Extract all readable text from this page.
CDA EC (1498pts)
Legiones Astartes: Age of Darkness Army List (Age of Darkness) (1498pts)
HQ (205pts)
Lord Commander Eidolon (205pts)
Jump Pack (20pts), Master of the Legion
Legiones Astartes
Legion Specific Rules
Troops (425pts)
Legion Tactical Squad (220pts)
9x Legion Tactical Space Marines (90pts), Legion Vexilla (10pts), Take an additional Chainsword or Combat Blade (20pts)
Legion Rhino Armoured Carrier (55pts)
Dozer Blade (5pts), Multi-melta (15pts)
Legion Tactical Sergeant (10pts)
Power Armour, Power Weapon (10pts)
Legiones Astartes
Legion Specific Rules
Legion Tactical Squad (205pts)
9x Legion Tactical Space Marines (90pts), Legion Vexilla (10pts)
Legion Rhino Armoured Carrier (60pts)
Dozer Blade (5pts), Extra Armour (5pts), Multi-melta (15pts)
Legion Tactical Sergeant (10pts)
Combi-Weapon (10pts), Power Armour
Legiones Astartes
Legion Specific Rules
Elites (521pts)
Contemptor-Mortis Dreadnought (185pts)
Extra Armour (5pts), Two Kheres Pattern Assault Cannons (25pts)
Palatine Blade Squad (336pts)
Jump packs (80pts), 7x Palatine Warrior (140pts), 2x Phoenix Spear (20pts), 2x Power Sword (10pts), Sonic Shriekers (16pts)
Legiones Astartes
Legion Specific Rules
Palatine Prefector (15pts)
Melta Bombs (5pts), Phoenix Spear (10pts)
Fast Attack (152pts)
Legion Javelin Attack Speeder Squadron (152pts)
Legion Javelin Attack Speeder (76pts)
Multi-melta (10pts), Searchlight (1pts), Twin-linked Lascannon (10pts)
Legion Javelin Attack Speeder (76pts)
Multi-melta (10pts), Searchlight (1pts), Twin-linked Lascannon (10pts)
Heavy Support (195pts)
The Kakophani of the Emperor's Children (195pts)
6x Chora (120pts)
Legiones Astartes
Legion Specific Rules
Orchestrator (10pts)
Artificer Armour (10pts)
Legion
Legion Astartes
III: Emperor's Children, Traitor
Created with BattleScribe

##########

> [Goal] From the records above, copy every line that holds the word "Blade".

> [Solved problem]
9x Legion Tactical Space Marines (90pts), Legion Vexilla (10pts), Take an additional Chainsword or Combat Blade (20pts)
Dozer Blade (5pts), Multi-melta (15pts)
Dozer Blade (5pts), Extra Armour (5pts), Multi-melta (15pts)
Palatine Blade Squad (336pts)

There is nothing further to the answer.